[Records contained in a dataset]
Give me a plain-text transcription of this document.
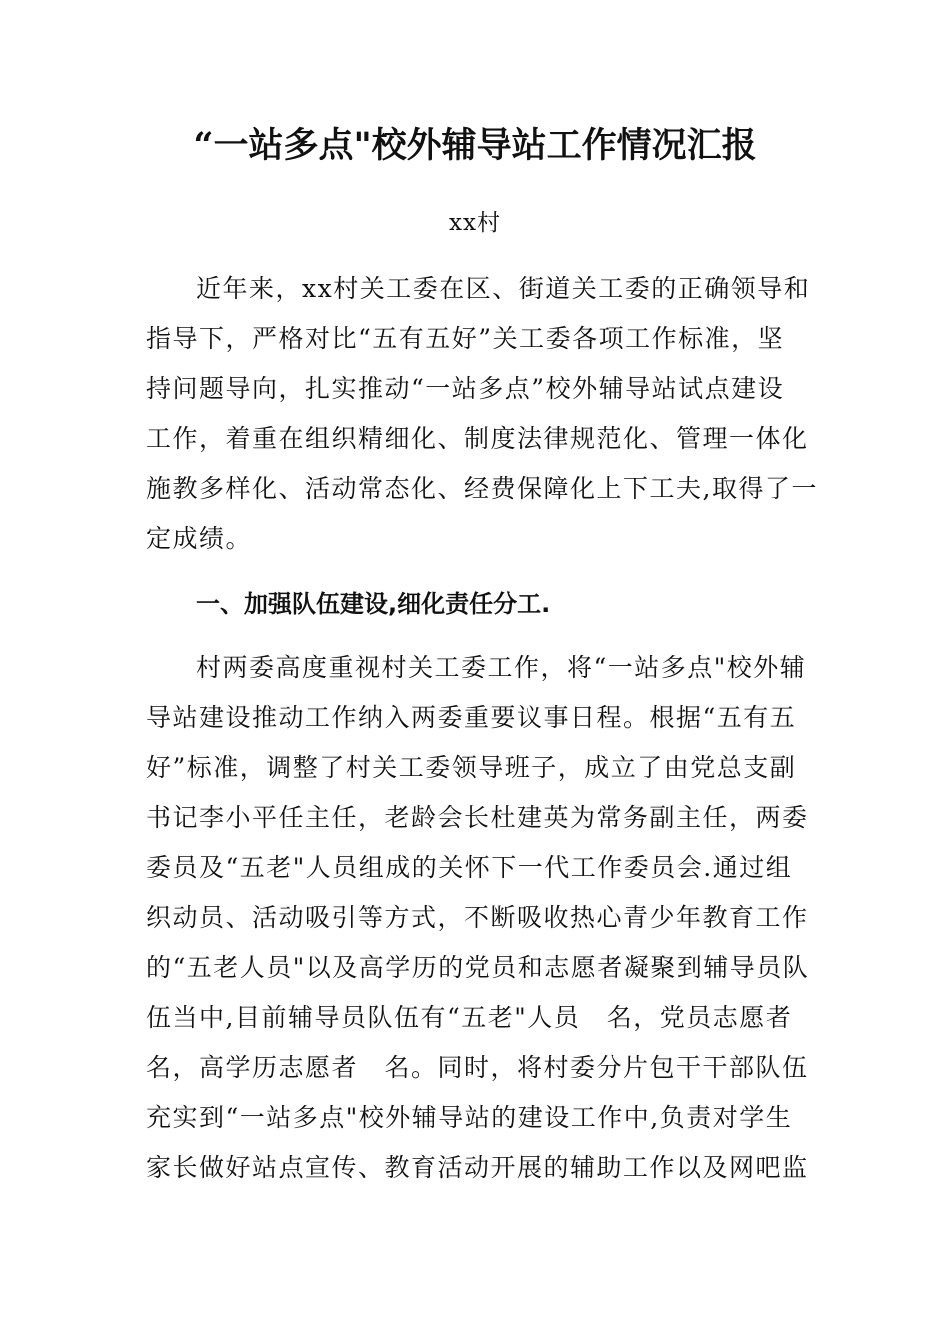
“一站多点"校外辅导站工作情况汇报
xx村
近年来，xx村关工委在区、街道关工委的正确领导和
指导下，严格对比“五有五好”关工委各项工作标准，坚
持问题导向，扎实推动“一站多点”校外辅导站试点建设
工作，着重在组织精细化、制度法律规范化、管理一体化
施教多样化、活动常态化、经费保障化上下工夫,取得了一
定成绩。
一、加强队伍建设,细化责任分工.
村两委高度重视村关工委工作，将“一站多点"校外辅
导站建设推动工作纳入两委重要议事日程。根据“五有五
好”标准，调整了村关工委领导班子，成立了由党总支副
书记李小平任主任，老龄会长杜建英为常务副主任，两委
委员及“五老"人员组成的关怀下一代工作委员会.通过组
织动员、活动吸引等方式，不断吸收热心青少年教育工作
的“五老人员"以及高学历的党员和志愿者凝聚到辅导员队
伍当中,目前辅导员队伍有“五老"人员　名，党员志愿者
名，高学历志愿者　名。同时，将村委分片包干干部队伍
充实到“一站多点"校外辅导站的建设工作中,负责对学生
家长做好站点宣传、教育活动开展的辅助工作以及网吧监
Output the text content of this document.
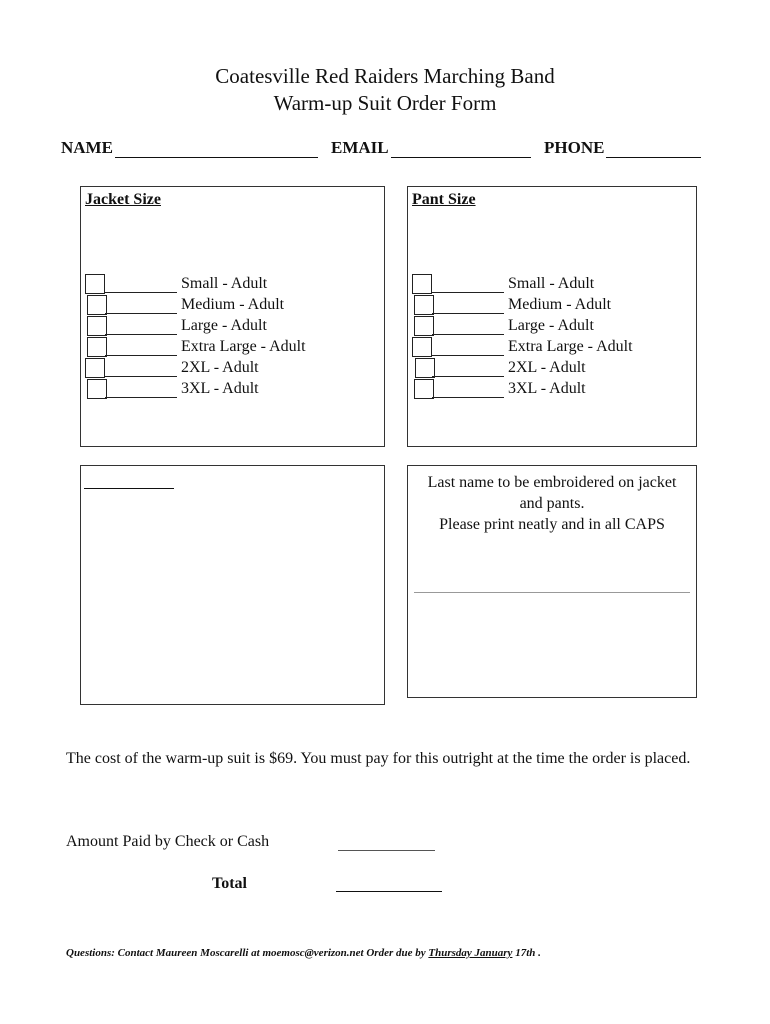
Coatesville Red Raiders Marching Band
Warm-up Suit Order Form
NAME	EMAIL	PHONE
Jacket Size
Small - Adult
Medium - Adult
Large - Adult
Extra Large - Adult
2XL - Adult
3XL - Adult
Pant Size
Small - Adult
Medium - Adult
Large - Adult
Extra Large - Adult
2XL - Adult
3XL - Adult
Last name to be embroidered on jacket
and pants.
Please print neatly and in all CAPS
The cost of the warm-up suit is $69. You must pay for this outright at the time the order is placed.
Amount Paid by Check or Cash
Total
Questions: Contact Maureen Moscarelli at moemosc@verizon.net Order due by Thursday January 17th .
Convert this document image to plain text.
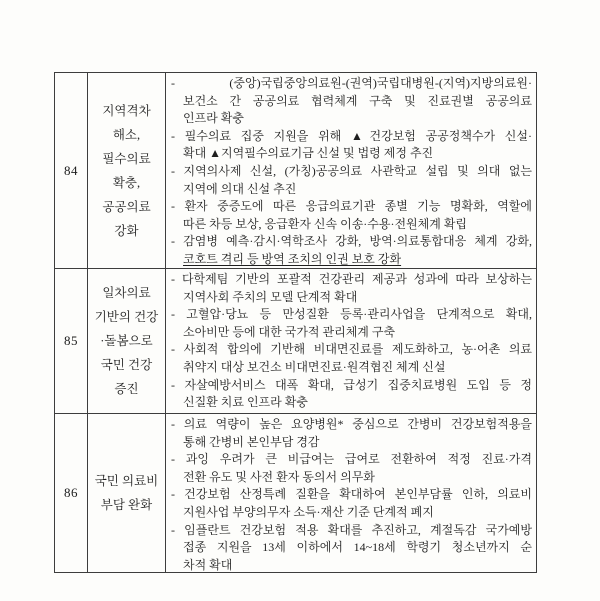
84
지역격차
해소,
필수의료
확충,
공공의료
강화
- (중앙)국립중앙의료원-(권역)국립대병원-(지역)지방의료원·
보건소 간 공공의료 협력체계 구축 및 진료권별 공공의료
인프라 확충
- 필수의료 집중 지원을 위해 ▲건강보험 공공정책수가 신설·
확대 ▲지역필수의료기금 신설 및 법령 제정 추진
- 지역의사제 신설, (가칭)공공의료 사관학교 설립 및 의대 없는
지역에 의대 신설 추진
- 환자 중증도에 따른 응급의료기관 종별 기능 명확화, 역할에
따른 차등 보상, 응급환자 신속 이송·수용·전원체계 확립
- 감염병 예측·감시·역학조사 강화, 방역·의료통합대응 체계 강화,
코호트 격리 등 방역 조치의 인권 보호 강화
85
일차의료
기반의 건강
·돌봄으로
국민 건강
증진
- 다학제팀 기반의 포괄적 건강관리 제공과 성과에 따라 보상하는
지역사회 주치의 모델 단계적 확대
- 고혈압·당뇨 등 만성질환 등록·관리사업을 단계적으로 확대,
소아비만 등에 대한 국가적 관리체계 구축
- 사회적 합의에 기반해 비대면진료를 제도화하고, 농·어촌 의료
취약지 대상 보건소 비대면진료·원격협진 체계 신설
- 자살예방서비스 대폭 확대, 급성기 집중치료병원 도입 등 정
신질환 치료 인프라 확충
86
국민 의료비
부담 완화
- 의료 역량이 높은 요양병원* 중심으로 간병비 건강보험적용을
통해 간병비 본인부담 경감
- 과잉 우려가 큰 비급여는 급여로 전환하여 적정 진료·가격
전환 유도 및 사전 환자 동의서 의무화
- 건강보험 산정특례 질환을 확대하여 본인부담률 인하, 의료비
지원사업 부양의무자 소득·재산 기준 단계적 폐지
- 임플란트 건강보험 적용 확대를 추진하고, 계절독감 국가예방
접종 지원을 13세 이하에서 14~18세 학령기 청소년까지 순
차적 확대
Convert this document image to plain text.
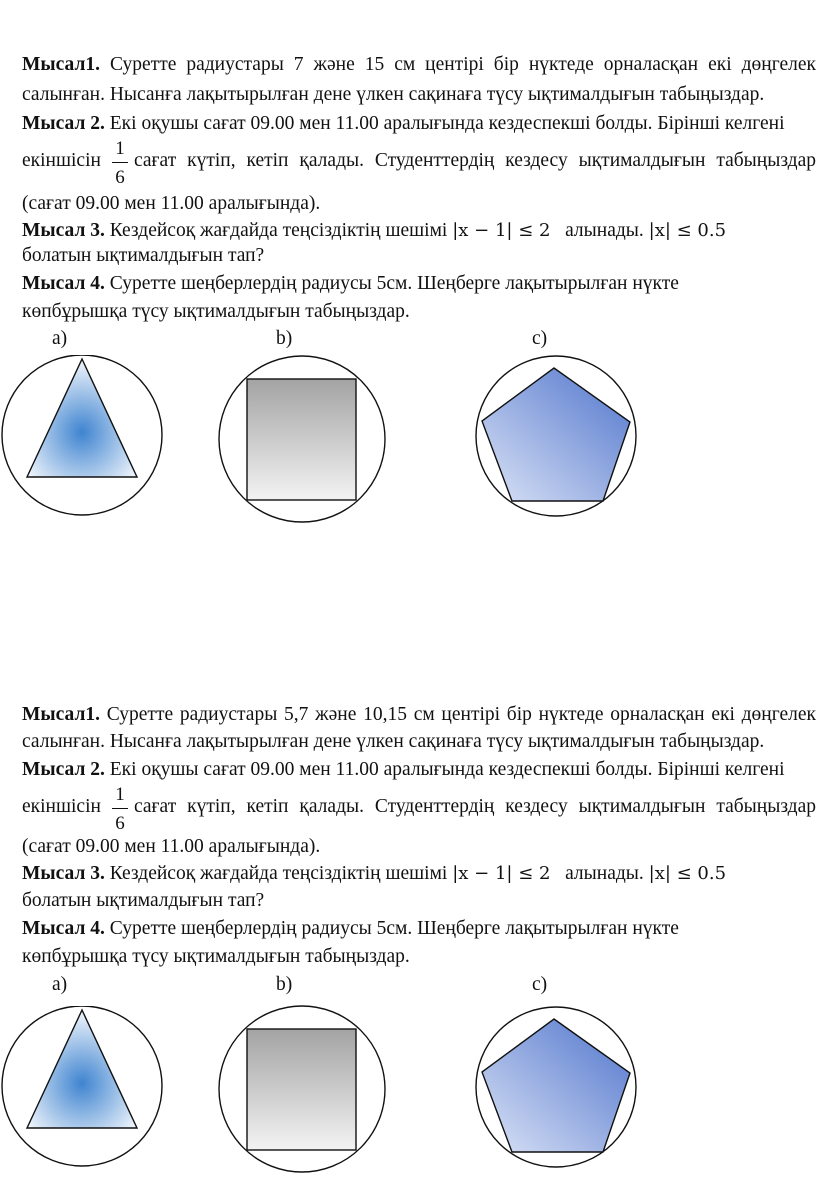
Мысал1. Суретте радиустары 7 және 15 см центірі бір нүктеде орналасқан екі дөңгелек
салынған. Нысанға лақытырылған дене үлкен сақинаға түсу ықтималдығын табыңыздар.
Мысал 2. Екі оқушы сағат 09.00 мен 11.00 аралығында кездеспекші болды. Бірінші келгені
екіншісін
1
6
сағат күтіп, кетіп қалады. Студенттердің кездесу ықтималдығын табыңыздар
(сағат 09.00 мен 11.00 аралығында).
Мысал 3. Кездейсоқ жағдайда теңсіздіктің шешімі |x − 1| ≤ 2 алынады. |x| ≤ 0.5
болатын ықтималдығын тап?
Мысал 4. Суретте шеңберлердің радиусы 5см. Шеңберге лақытырылған нүкте
көпбұрышқа түсу ықтималдығын табыңыздар.
a)	b)	c)
Мысал1. Суретте радиустары 5,7 және 10,15 см центірі бір нүктеде орналасқан екі дөңгелек
салынған. Нысанға лақытырылған дене үлкен сақинаға түсу ықтималдығын табыңыздар.
Мысал 2. Екі оқушы сағат 09.00 мен 11.00 аралығында кездеспекші болды. Бірінші келгені
екіншісін
1
6
сағат күтіп, кетіп қалады. Студенттердің кездесу ықтималдығын табыңыздар
(сағат 09.00 мен 11.00 аралығында).
Мысал 3. Кездейсоқ жағдайда теңсіздіктің шешімі |x − 1| ≤ 2 алынады. |x| ≤ 0.5
болатын ықтималдығын тап?
Мысал 4. Суретте шеңберлердің радиусы 5см. Шеңберге лақытырылған нүкте
көпбұрышқа түсу ықтималдығын табыңыздар.
a)	b)	c)
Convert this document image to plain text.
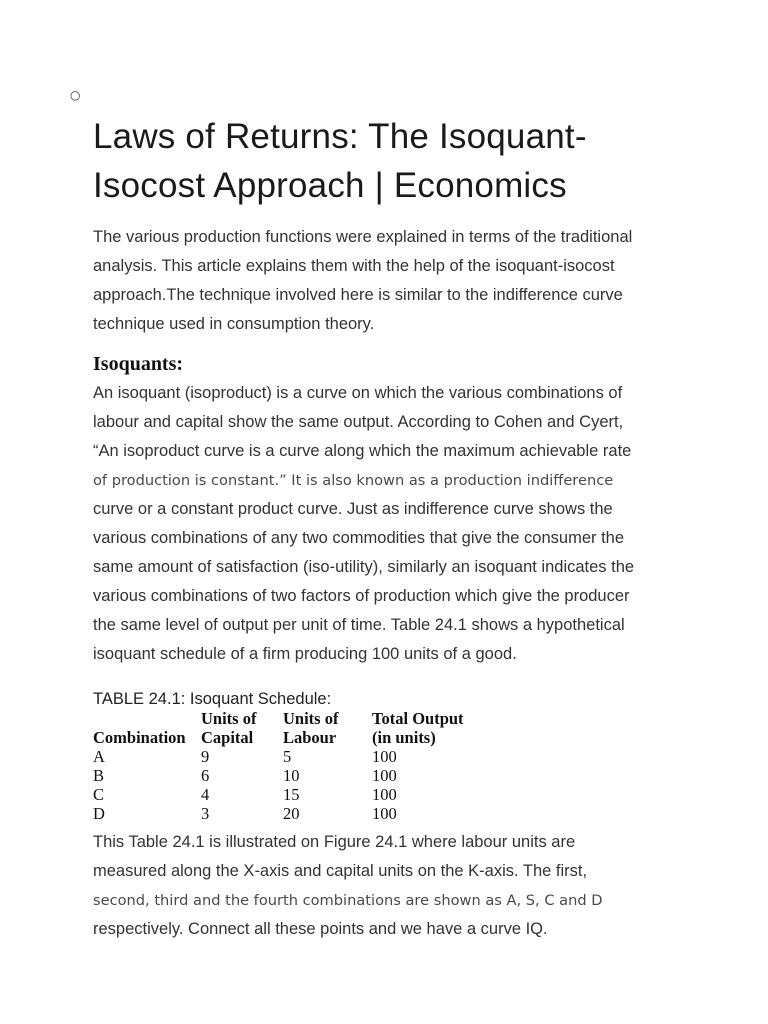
○
Laws of Returns: The Isoquant-
Isocost Approach | Economics
The various production functions were explained in terms of the traditional
analysis. This article explains them with the help of the isoquant-isocost
approach.The technique involved here is similar to the indifference curve
technique used in consumption theory.
Isoquants:
An isoquant (isoproduct) is a curve on which the various combinations of
labour and capital show the same output. According to Cohen and Cyert,
“An isoproduct curve is a curve along which the maximum achievable rate
of production is constant.” It is also known as a production indifference
curve or a constant product curve. Just as indifference curve shows the
various combinations of any two commodities that give the consumer the
same amount of satisfaction (iso-utility), similarly an isoquant indicates the
various combinations of two factors of production which give the producer
the same level of output per unit of time. Table 24.1 shows a hypothetical
isoquant schedule of a firm producing 100 units of a good.
TABLE 24.1: Isoquant Schedule:
	Units of	Units of	Total Output
Combination	Capital	Labour	(in units)
A	9	5	100
B	6	10	100
C	4	15	100
D	3	20	100
This Table 24.1 is illustrated on Figure 24.1 where labour units are
measured along the X-axis and capital units on the K-axis. The first,
second, third and the fourth combinations are shown as A, S, C and D
respectively. Connect all these points and we have a curve IQ.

TASK DESCRIPTION → Output an exact copy of the material, with the pictures removed.

TASK SOLUTION →
Give me a plain-text transcription of this document.
“一站多点"校外辅导站工作情况汇报
xx村
近年来，xx村关工委在区、街道关工委的正确领导和
指导下，严格对比“五有五好”关工委各项工作标准，坚
持问题导向，扎实推动“一站多点”校外辅导站试点建设
工作，着重在组织精细化、制度法律规范化、管理一体化
施教多样化、活动常态化、经费保障化上下工夫,取得了一
定成绩。
一、加强队伍建设,细化责任分工.
村两委高度重视村关工委工作，将“一站多点"校外辅
导站建设推动工作纳入两委重要议事日程。根据“五有五
好”标准，调整了村关工委领导班子，成立了由党总支副
书记李小平任主任，老龄会长杜建英为常务副主任，两委
委员及“五老"人员组成的关怀下一代工作委员会.通过组
织动员、活动吸引等方式，不断吸收热心青少年教育工作
的“五老人员"以及高学历的党员和志愿者凝聚到辅导员队
伍当中,目前辅导员队伍有“五老"人员　名，党员志愿者
名，高学历志愿者　名。同时，将村委分片包干干部队伍
充实到“一站多点"校外辅导站的建设工作中,负责对学生
家长做好站点宣传、教育活动开展的辅助工作以及网吧监
Output the text content of this document.
Coatesville Red Raiders Marching Band
Warm-up Suit Order Form
NAME	EMAIL	PHONE
Jacket Size
Small - Adult
Medium - Adult
Large - Adult
Extra Large - Adult
2XL - Adult
3XL - Adult
Pant Size
Small - Adult
Medium - Adult
Large - Adult
Extra Large - Adult
2XL - Adult
3XL - Adult
Last name to be embroidered on jacket
and pants.
Please print neatly and in all CAPS
The cost of the warm-up suit is $69. You must pay for this outright at the time the order is placed.
Amount Paid by Check or Cash
Total
Questions: Contact Maureen Moscarelli at moemosc@verizon.net Order due by Thursday January 17th .
Convert this document image to plain text.
84
지역격차
해소,
필수의료
확충,
공공의료
강화
- (중앙)국립중앙의료원-(권역)국립대병원-(지역)지방의료원·
보건소 간 공공의료 협력체계 구축 및 진료권별 공공의료
인프라 확충
- 필수의료 집중 지원을 위해 ▲건강보험 공공정책수가 신설·
확대 ▲지역필수의료기금 신설 및 법령 제정 추진
- 지역의사제 신설, (가칭)공공의료 사관학교 설립 및 의대 없는
지역에 의대 신설 추진
- 환자 중증도에 따른 응급의료기관 종별 기능 명확화, 역할에
따른 차등 보상, 응급환자 신속 이송·수용·전원체계 확립
- 감염병 예측·감시·역학조사 강화, 방역·의료통합대응 체계 강화,
코호트 격리 등 방역 조치의 인권 보호 강화
85
일차의료
기반의 건강
·돌봄으로
국민 건강
증진
- 다학제팀 기반의 포괄적 건강관리 제공과 성과에 따라 보상하는
지역사회 주치의 모델 단계적 확대
- 고혈압·당뇨 등 만성질환 등록·관리사업을 단계적으로 확대,
소아비만 등에 대한 국가적 관리체계 구축
- 사회적 합의에 기반해 비대면진료를 제도화하고, 농·어촌 의료
취약지 대상 보건소 비대면진료·원격협진 체계 신설
- 자살예방서비스 대폭 확대, 급성기 집중치료병원 도입 등 정
신질환 치료 인프라 확충
86
국민 의료비
부담 완화
- 의료 역량이 높은 요양병원* 중심으로 간병비 건강보험적용을
통해 간병비 본인부담 경감
- 과잉 우려가 큰 비급여는 급여로 전환하여 적정 진료·가격
전환 유도 및 사전 환자 동의서 의무화
- 건강보험 산정특례 질환을 확대하여 본인부담률 인하, 의료비
지원사업 부양의무자 소득·재산 기준 단계적 폐지
- 임플란트 건강보험 적용 확대를 추진하고, 계절독감 국가예방
접종 지원을 13세 이하에서 14~18세 학령기 청소년까지 순
차적 확대
Convert this document image to plain text.
Мысал1. Суретте радиустары 7 және 15 см центірі бір нүктеде орналасқан екі дөңгелек
салынған. Нысанға лақытырылған дене үлкен сақинаға түсу ықтималдығын табыңыздар.
Мысал 2. Екі оқушы сағат 09.00 мен 11.00 аралығында кездеспекші болды. Бірінші келгені
екіншісін
1
6
сағат күтіп, кетіп қалады. Студенттердің кездесу ықтималдығын табыңыздар
(сағат 09.00 мен 11.00 аралығында).
Мысал 3. Кездейсоқ жағдайда теңсіздіктің шешімі |x − 1| ≤ 2 алынады. |x| ≤ 0.5
болатын ықтималдығын тап?
Мысал 4. Суретте шеңберлердің радиусы 5см. Шеңберге лақытырылған нүкте
көпбұрышқа түсу ықтималдығын табыңыздар.
a)	b)	c)
Мысал1. Суретте радиустары 5,7 және 10,15 см центірі бір нүктеде орналасқан екі дөңгелек
салынған. Нысанға лақытырылған дене үлкен сақинаға түсу ықтималдығын табыңыздар.
Мысал 2. Екі оқушы сағат 09.00 мен 11.00 аралығында кездеспекші болды. Бірінші келгені
екіншісін
1
6
сағат күтіп, кетіп қалады. Студенттердің кездесу ықтималдығын табыңыздар
(сағат 09.00 мен 11.00 аралығында).
Мысал 3. Кездейсоқ жағдайда теңсіздіктің шешімі |x − 1| ≤ 2 алынады. |x| ≤ 0.5
болатын ықтималдығын тап?
Мысал 4. Суретте шеңберлердің радиусы 5см. Шеңберге лақытырылған нүкте
көпбұрышқа түсу ықтималдығын табыңыздар.
a)	b)	c)
Convert this document image to plain text.
○
Laws of Returns: The Isoquant-
Isocost Approach | Economics
The various production functions were explained in terms of the traditional
analysis. This article explains them with the help of the isoquant-isocost
approach.The technique involved here is similar to the indifference curve
technique used in consumption theory.
Isoquants:
An isoquant (isoproduct) is a curve on which the various combinations of
labour and capital show the same output. According to Cohen and Cyert,
“An isoproduct curve is a curve along which the maximum achievable rate
of production is constant.” It is also known as a production indifference
curve or a constant product curve. Just as indifference curve shows the
various combinations of any two commodities that give the consumer the
same amount of satisfaction (iso-utility), similarly an isoquant indicates the
various combinations of two factors of production which give the producer
the same level of output per unit of time. Table 24.1 shows a hypothetical
isoquant schedule of a firm producing 100 units of a good.
TABLE 24.1: Isoquant Schedule:
	Units of	Units of	Total Output
Combination	Capital	Labour	(in units)
A	9	5	100
B	6	10	100
C	4	15	100
D	3	20	100
This Table 24.1 is illustrated on Figure 24.1 where labour units are
measured along the X-axis and capital units on the K-axis. The first,
second, third and the fourth combinations are shown as A, S, C and D
respectively. Connect all these points and we have a curve IQ.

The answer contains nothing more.